Direction – Every entry needs to be printed exactly, please.

Material for the task –

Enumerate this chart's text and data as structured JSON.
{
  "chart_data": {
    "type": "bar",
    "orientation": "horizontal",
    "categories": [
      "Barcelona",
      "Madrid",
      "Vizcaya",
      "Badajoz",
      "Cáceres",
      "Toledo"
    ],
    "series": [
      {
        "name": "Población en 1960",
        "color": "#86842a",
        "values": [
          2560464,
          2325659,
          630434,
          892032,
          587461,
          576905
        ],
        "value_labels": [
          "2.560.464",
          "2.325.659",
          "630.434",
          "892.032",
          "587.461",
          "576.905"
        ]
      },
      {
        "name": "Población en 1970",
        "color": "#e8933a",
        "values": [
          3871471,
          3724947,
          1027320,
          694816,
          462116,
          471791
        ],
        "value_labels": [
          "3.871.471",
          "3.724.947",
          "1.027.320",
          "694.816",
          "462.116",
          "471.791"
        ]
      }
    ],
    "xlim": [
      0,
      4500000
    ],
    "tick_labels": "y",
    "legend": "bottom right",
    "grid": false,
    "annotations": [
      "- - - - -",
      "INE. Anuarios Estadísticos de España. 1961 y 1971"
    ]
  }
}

Correct answer –
Enumerate this chart's text and data as structured JSON.
{
  "chart_data": {
    "type": "bar",
    "orientation": "horizontal",
    "categories": [
      "Barcelona",
      "Madrid",
      "Vizcaya",
      "Badajoz",
      "Cáceres",
      "Toledo"
    ],
    "series": [
      {
        "name": "Población en 1960",
        "color": "#86842a",
        "values": [
          2560464,
          2325659,
          630434,
          892032,
          587461,
          576905
        ],
        "value_labels": [
          "2.560.464",
          "2.325.659",
          "630.434",
          "892.032",
          "587.461",
          "576.905"
        ]
      },
      {
        "name": "Población en 1970",
        "color": "#e8933a",
        "values": [
          3871471,
          3724947,
          1027320,
          694816,
          462116,
          471791
        ],
        "value_labels": [
          "3.871.471",
          "3.724.947",
          "1.027.320",
          "694.816",
          "462.116",
          "471.791"
        ]
      }
    ],
    "xlim": [
      0,
      4500000
    ],
    "tick_labels": "y",
    "legend": "bottom right",
    "grid": false,
    "annotations": [
      "- - - - -",
      "INE. Anuarios Estadísticos de España. 1961 y 1971"
    ]
  }
}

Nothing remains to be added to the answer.